— START OF Data provided —

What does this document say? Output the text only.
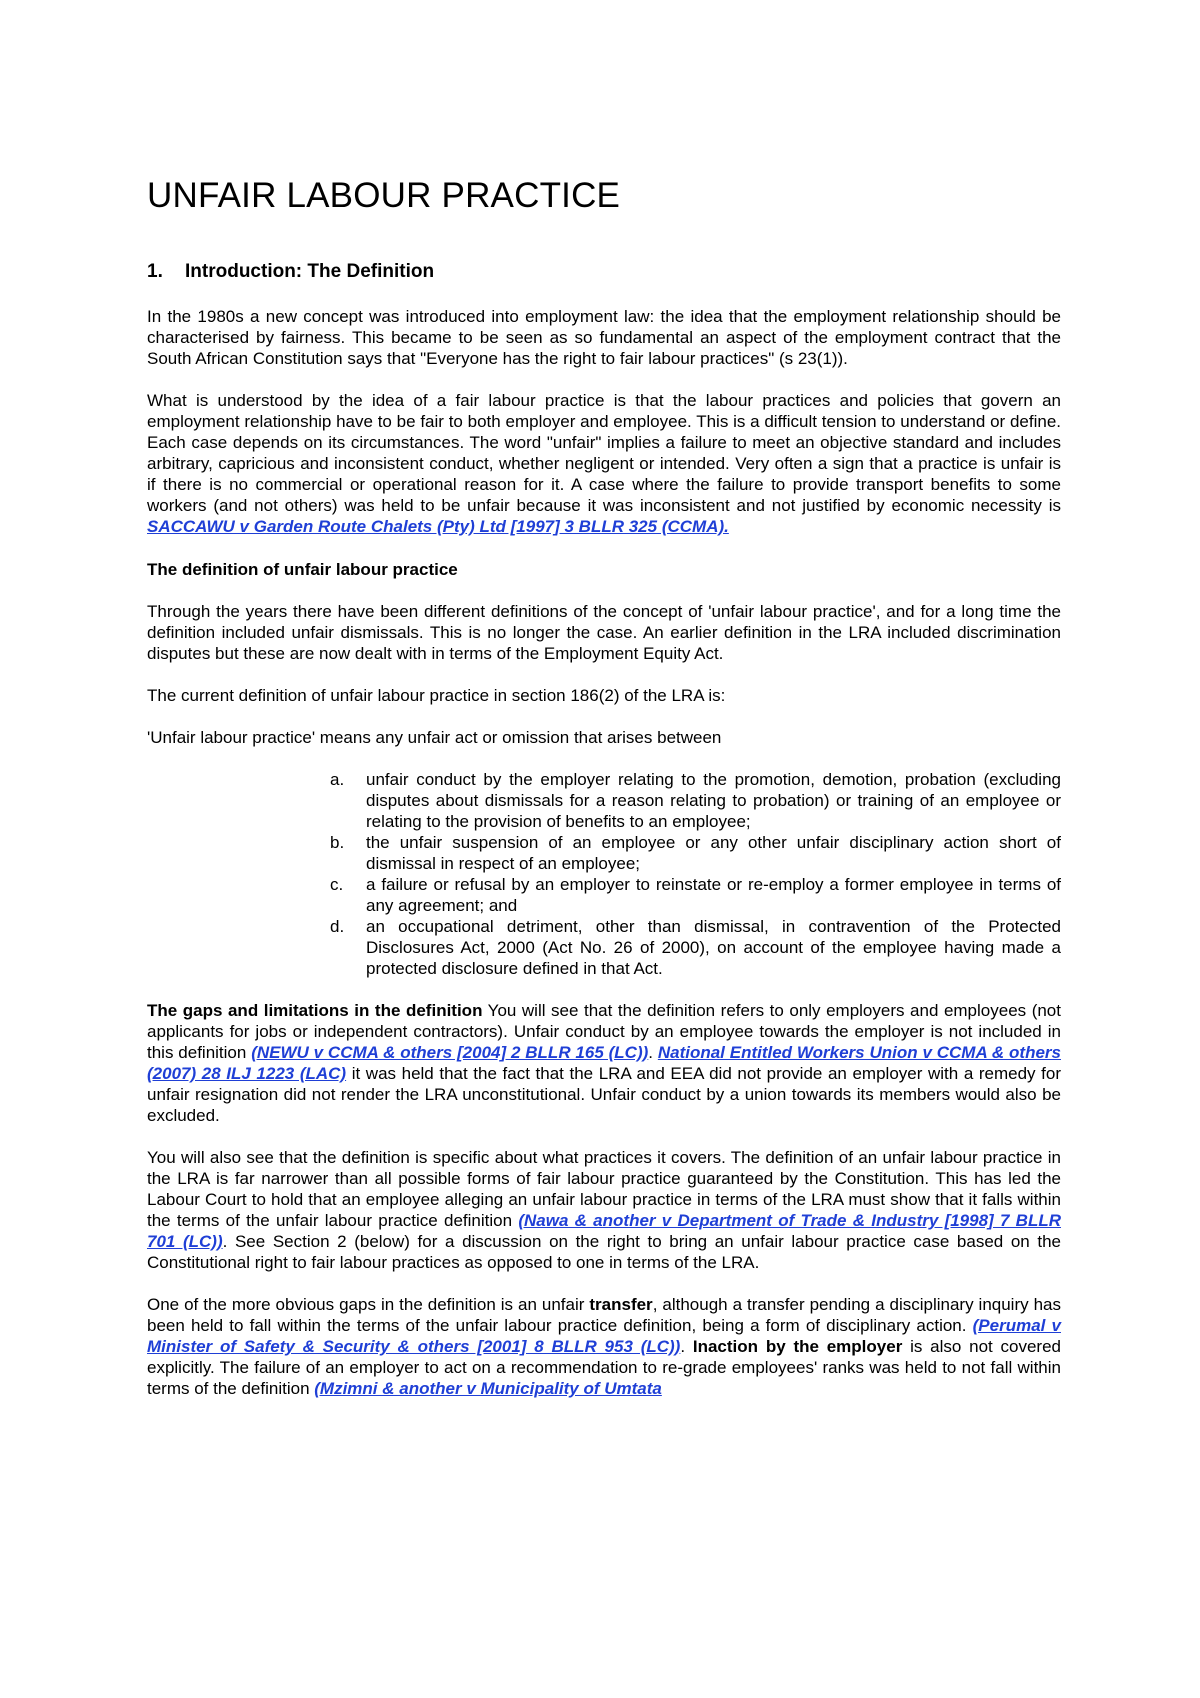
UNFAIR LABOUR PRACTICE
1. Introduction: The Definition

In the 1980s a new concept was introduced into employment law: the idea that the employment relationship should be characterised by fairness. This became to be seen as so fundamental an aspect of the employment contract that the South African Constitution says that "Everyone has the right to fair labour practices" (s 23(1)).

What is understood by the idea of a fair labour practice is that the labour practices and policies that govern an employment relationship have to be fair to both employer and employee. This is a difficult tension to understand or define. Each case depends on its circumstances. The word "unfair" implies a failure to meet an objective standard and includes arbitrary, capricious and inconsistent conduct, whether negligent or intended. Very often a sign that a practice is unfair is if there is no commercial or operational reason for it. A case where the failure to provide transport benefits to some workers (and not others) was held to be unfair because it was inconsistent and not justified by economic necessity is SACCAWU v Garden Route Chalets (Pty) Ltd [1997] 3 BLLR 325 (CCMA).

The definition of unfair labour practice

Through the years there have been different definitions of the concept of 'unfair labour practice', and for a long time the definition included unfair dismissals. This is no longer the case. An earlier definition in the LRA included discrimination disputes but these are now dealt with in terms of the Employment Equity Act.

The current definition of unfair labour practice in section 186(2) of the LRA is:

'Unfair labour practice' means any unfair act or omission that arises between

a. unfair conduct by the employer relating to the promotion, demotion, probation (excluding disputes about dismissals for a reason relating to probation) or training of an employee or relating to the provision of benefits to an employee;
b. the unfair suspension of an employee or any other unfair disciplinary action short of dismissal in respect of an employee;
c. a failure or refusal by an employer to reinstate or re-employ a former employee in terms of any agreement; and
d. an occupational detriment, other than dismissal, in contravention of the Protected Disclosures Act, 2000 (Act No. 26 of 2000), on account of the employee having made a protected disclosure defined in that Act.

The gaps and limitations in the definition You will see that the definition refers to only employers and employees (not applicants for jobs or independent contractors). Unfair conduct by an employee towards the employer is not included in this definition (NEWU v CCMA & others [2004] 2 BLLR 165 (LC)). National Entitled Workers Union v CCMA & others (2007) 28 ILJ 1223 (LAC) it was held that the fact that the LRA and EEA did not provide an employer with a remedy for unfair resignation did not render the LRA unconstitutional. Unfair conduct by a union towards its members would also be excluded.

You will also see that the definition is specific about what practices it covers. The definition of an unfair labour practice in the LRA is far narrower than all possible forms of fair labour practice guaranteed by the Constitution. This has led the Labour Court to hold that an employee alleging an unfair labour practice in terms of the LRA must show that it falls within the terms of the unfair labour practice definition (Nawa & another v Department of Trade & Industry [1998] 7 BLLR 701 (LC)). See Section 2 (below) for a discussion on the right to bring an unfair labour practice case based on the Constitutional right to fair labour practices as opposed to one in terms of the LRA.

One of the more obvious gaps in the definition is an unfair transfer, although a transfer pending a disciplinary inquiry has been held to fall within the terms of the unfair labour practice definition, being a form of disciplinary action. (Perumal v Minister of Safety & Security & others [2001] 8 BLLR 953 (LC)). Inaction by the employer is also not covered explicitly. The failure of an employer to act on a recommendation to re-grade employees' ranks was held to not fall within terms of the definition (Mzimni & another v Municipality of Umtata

— END OF Data provided —

Exercise goal:
Set the listing down in full and exactly. Pictures within it should not appear in the copy.

Answer for this exercise:
What does this document say? Output the text only.
UNFAIR LABOUR PRACTICE
1. Introduction: The Definition

In the 1980s a new concept was introduced into employment law: the idea that the employment relationship should be characterised by fairness. This became to be seen as so fundamental an aspect of the employment contract that the South African Constitution says that "Everyone has the right to fair labour practices" (s 23(1)).

What is understood by the idea of a fair labour practice is that the labour practices and policies that govern an employment relationship have to be fair to both employer and employee. This is a difficult tension to understand or define. Each case depends on its circumstances. The word "unfair" implies a failure to meet an objective standard and includes arbitrary, capricious and inconsistent conduct, whether negligent or intended. Very often a sign that a practice is unfair is if there is no commercial or operational reason for it. A case where the failure to provide transport benefits to some workers (and not others) was held to be unfair because it was inconsistent and not justified by economic necessity is SACCAWU v Garden Route Chalets (Pty) Ltd [1997] 3 BLLR 325 (CCMA).

The definition of unfair labour practice

Through the years there have been different definitions of the concept of 'unfair labour practice', and for a long time the definition included unfair dismissals. This is no longer the case. An earlier definition in the LRA included discrimination disputes but these are now dealt with in terms of the Employment Equity Act.

The current definition of unfair labour practice in section 186(2) of the LRA is:

'Unfair labour practice' means any unfair act or omission that arises between

a. unfair conduct by the employer relating to the promotion, demotion, probation (excluding disputes about dismissals for a reason relating to probation) or training of an employee or relating to the provision of benefits to an employee;
b. the unfair suspension of an employee or any other unfair disciplinary action short of dismissal in respect of an employee;
c. a failure or refusal by an employer to reinstate or re-employ a former employee in terms of any agreement; and
d. an occupational detriment, other than dismissal, in contravention of the Protected Disclosures Act, 2000 (Act No. 26 of 2000), on account of the employee having made a protected disclosure defined in that Act.

The gaps and limitations in the definition You will see that the definition refers to only employers and employees (not applicants for jobs or independent contractors). Unfair conduct by an employee towards the employer is not included in this definition (NEWU v CCMA & others [2004] 2 BLLR 165 (LC)). National Entitled Workers Union v CCMA & others (2007) 28 ILJ 1223 (LAC) it was held that the fact that the LRA and EEA did not provide an employer with a remedy for unfair resignation did not render the LRA unconstitutional. Unfair conduct by a union towards its members would also be excluded.

You will also see that the definition is specific about what practices it covers. The definition of an unfair labour practice in the LRA is far narrower than all possible forms of fair labour practice guaranteed by the Constitution. This has led the Labour Court to hold that an employee alleging an unfair labour practice in terms of the LRA must show that it falls within the terms of the unfair labour practice definition (Nawa & another v Department of Trade & Industry [1998] 7 BLLR 701 (LC)). See Section 2 (below) for a discussion on the right to bring an unfair labour practice case based on the Constitutional right to fair labour practices as opposed to one in terms of the LRA.

One of the more obvious gaps in the definition is an unfair transfer, although a transfer pending a disciplinary inquiry has been held to fall within the terms of the unfair labour practice definition, being a form of disciplinary action. (Perumal v Minister of Safety & Security & others [2001] 8 BLLR 953 (LC)). Inaction by the employer is also not covered explicitly. The failure of an employer to act on a recommendation to re-grade employees' ranks was held to not fall within terms of the definition (Mzimni & another v Municipality of Umtata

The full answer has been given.